Records for this exercise:
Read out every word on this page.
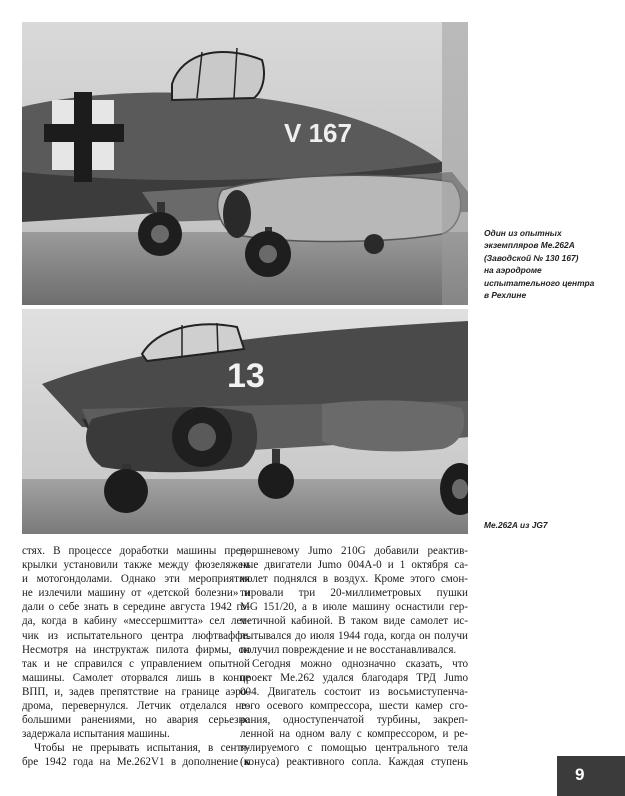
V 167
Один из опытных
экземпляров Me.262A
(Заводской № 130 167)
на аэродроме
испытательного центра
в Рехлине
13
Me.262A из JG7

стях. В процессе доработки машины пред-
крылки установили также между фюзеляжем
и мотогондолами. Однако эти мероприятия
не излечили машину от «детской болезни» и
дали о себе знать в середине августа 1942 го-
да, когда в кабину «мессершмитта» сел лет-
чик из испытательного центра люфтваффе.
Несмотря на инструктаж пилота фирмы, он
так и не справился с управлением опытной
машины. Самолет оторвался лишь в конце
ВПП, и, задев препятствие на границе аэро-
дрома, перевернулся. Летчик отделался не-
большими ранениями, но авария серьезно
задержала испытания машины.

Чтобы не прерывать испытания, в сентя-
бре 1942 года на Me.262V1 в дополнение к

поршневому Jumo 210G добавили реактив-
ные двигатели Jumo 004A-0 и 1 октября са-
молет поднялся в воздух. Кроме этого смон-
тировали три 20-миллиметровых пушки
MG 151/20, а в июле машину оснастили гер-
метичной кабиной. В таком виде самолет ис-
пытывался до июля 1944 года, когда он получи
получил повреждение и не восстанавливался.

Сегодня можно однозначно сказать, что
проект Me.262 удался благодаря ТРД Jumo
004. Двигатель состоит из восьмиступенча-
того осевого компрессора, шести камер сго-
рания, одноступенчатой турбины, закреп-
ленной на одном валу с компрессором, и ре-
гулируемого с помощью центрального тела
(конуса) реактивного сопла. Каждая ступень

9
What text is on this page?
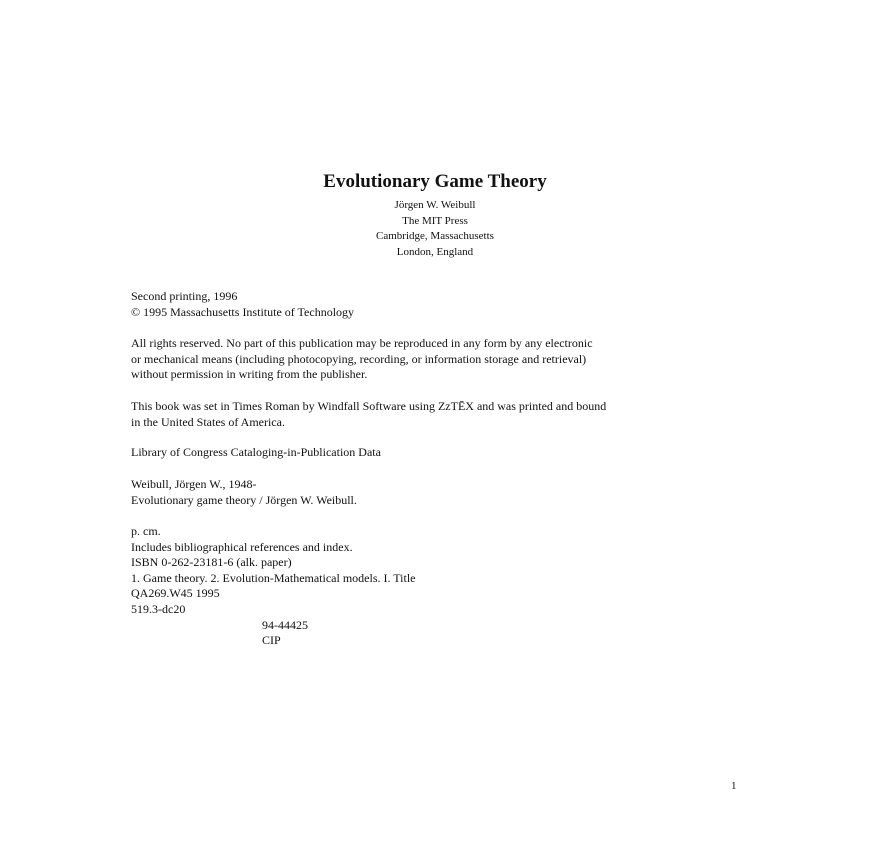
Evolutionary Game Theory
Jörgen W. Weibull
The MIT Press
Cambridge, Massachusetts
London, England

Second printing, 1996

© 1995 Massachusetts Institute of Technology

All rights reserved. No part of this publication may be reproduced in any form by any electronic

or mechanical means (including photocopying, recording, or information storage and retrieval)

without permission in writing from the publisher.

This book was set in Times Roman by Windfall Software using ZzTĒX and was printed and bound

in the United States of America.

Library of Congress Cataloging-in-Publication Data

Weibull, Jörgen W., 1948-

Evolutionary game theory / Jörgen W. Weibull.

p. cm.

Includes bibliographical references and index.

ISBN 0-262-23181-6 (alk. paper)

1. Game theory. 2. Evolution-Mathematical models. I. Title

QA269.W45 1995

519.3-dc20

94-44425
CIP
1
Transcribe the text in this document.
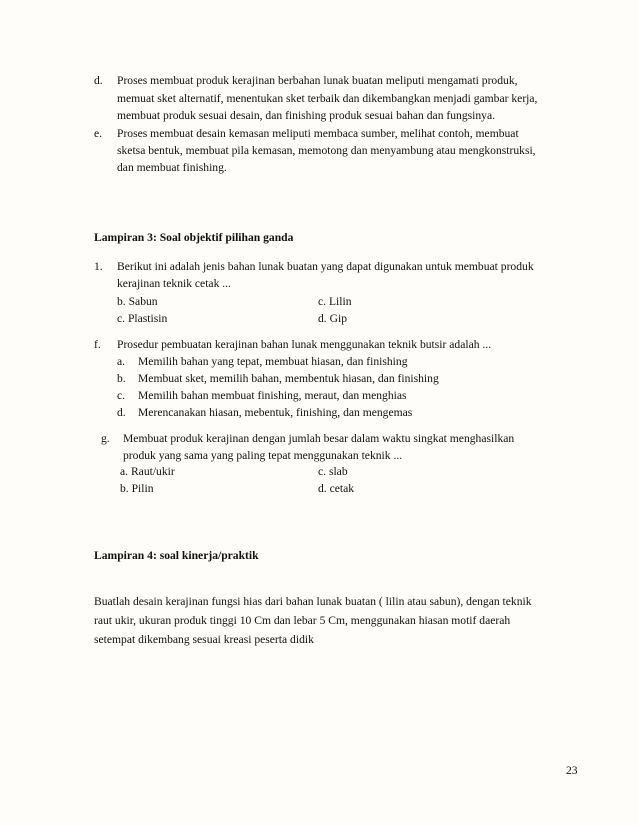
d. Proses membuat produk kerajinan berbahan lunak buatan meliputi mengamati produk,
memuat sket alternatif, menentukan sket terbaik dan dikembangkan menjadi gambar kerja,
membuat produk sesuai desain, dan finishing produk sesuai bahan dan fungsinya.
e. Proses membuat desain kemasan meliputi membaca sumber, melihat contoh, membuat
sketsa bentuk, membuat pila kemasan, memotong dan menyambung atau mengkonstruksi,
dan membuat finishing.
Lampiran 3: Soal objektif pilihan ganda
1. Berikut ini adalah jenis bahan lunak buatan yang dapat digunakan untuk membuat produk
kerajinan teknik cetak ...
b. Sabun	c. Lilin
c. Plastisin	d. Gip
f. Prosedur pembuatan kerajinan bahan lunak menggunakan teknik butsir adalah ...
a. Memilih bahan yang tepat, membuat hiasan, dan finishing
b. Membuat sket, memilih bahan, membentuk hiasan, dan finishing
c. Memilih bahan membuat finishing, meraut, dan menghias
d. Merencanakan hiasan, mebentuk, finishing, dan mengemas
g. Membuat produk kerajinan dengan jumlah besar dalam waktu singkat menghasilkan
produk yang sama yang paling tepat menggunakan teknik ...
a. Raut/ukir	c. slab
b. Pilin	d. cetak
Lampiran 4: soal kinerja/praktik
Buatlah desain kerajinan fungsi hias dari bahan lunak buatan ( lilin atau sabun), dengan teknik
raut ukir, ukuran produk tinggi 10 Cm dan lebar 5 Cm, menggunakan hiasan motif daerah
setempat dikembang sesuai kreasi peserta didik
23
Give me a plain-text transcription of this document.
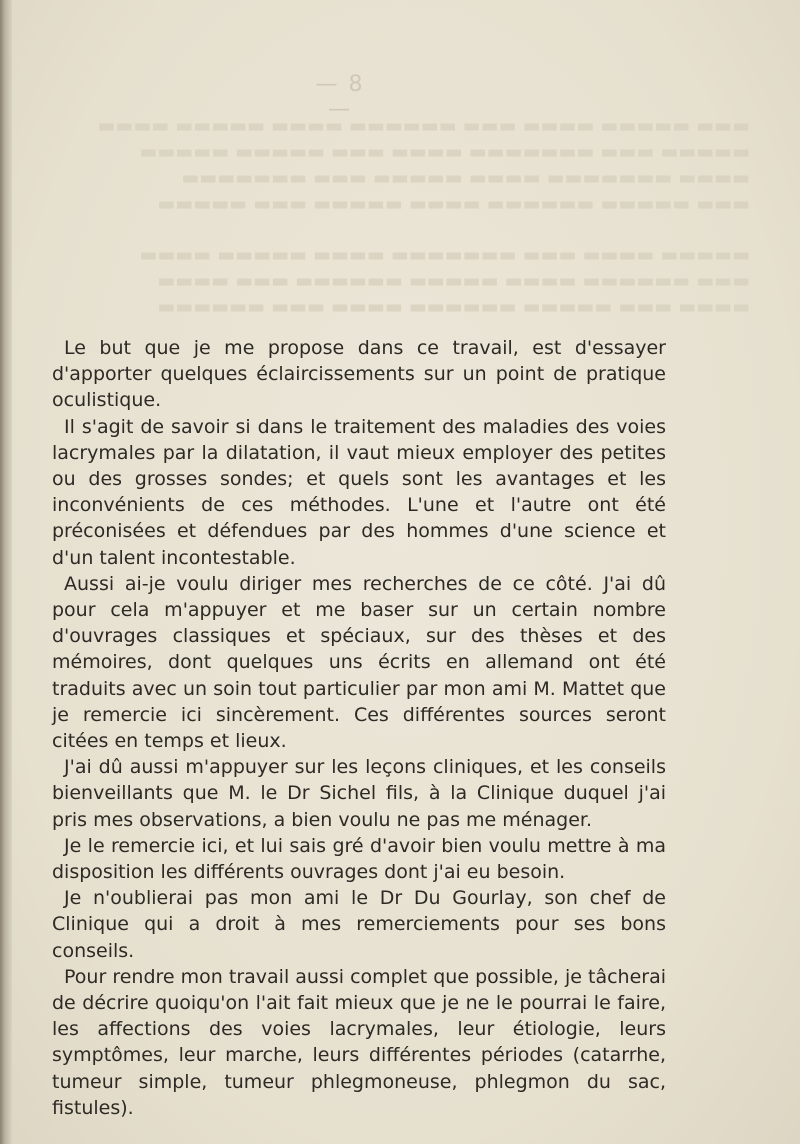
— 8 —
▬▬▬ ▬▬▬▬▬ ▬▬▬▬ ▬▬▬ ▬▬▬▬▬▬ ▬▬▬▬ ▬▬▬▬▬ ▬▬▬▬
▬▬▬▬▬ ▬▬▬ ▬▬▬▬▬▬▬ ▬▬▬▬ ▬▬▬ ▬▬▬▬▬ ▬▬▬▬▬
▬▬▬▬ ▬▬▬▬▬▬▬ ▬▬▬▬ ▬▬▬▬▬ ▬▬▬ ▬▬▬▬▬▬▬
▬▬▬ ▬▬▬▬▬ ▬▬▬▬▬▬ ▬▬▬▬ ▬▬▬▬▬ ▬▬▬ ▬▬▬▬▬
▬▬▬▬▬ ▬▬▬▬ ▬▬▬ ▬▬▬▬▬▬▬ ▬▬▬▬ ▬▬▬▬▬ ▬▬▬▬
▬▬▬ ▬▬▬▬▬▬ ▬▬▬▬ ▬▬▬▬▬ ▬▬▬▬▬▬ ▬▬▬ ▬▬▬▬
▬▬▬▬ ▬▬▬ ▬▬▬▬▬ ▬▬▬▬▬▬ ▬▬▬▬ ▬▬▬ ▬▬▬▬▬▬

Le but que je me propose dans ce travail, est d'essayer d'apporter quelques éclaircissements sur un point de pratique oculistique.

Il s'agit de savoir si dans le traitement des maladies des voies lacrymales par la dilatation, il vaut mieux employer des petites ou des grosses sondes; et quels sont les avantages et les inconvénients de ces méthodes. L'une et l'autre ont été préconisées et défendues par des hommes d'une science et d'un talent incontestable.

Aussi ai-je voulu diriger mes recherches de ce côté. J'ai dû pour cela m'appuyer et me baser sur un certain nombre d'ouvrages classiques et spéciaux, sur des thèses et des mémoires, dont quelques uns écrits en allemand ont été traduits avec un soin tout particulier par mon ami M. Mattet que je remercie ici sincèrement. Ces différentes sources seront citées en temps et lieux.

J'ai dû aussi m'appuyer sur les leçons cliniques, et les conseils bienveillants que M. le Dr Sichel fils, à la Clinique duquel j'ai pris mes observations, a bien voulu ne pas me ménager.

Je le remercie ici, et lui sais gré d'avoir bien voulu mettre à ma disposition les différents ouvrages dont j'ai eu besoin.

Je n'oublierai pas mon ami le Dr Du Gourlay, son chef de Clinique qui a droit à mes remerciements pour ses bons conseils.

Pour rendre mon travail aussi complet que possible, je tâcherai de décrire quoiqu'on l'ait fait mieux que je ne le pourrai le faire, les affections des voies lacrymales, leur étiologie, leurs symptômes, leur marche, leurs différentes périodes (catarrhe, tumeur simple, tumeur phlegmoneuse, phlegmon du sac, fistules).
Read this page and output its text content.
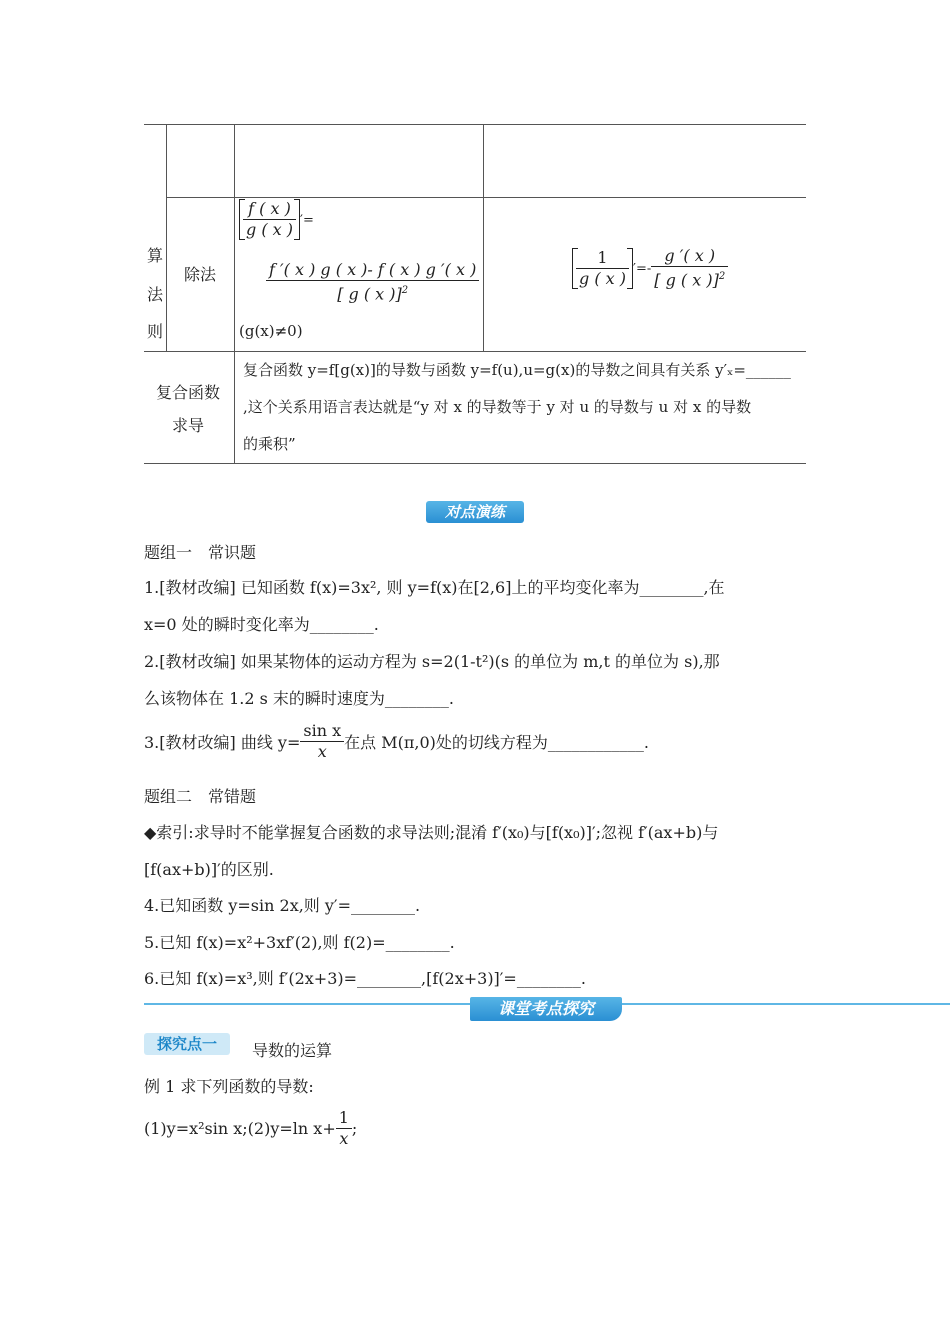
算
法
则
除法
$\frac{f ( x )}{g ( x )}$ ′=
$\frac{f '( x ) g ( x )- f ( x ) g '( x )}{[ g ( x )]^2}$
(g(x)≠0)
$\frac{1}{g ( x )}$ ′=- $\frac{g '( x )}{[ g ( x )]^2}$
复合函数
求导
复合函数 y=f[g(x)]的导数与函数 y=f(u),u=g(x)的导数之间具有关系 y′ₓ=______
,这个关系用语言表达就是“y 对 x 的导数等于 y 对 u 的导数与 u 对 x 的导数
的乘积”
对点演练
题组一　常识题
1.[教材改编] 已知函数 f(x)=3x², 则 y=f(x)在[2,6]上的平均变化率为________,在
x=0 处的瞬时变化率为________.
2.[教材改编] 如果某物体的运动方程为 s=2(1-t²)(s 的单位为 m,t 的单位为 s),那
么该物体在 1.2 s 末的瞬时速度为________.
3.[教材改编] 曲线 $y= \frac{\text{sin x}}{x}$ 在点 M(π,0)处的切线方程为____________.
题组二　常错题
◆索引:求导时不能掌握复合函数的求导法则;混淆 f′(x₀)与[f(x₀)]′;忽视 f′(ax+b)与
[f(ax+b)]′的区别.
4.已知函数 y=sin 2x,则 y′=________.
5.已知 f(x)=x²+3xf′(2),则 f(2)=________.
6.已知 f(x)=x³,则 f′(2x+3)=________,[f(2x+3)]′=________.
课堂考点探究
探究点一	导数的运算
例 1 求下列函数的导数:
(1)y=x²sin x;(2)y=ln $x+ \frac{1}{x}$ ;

Do this: Identify all lines in the records above with the word "appuyer".

Output for this task:
Aussi ai-je voulu diriger mes recherches de ce côté. J'ai dû pour cela m'appuyer et me baser sur un certain nombre d'ouvrages classiques et spéciaux, sur des thèses et des mémoires, dont quelques uns écrits en allemand ont été traduits avec un soin tout particulier par mon ami M. Mattet que je remercie ici sincèrement. Ces différentes sources seront citées en temps et lieux.
J'ai dû aussi m'appuyer sur les leçons cliniques, et les conseils bienveillants que M. le Dr Sichel fils, à la Clinique duquel j'ai pris mes observations, a bien voulu ne pas me ménager.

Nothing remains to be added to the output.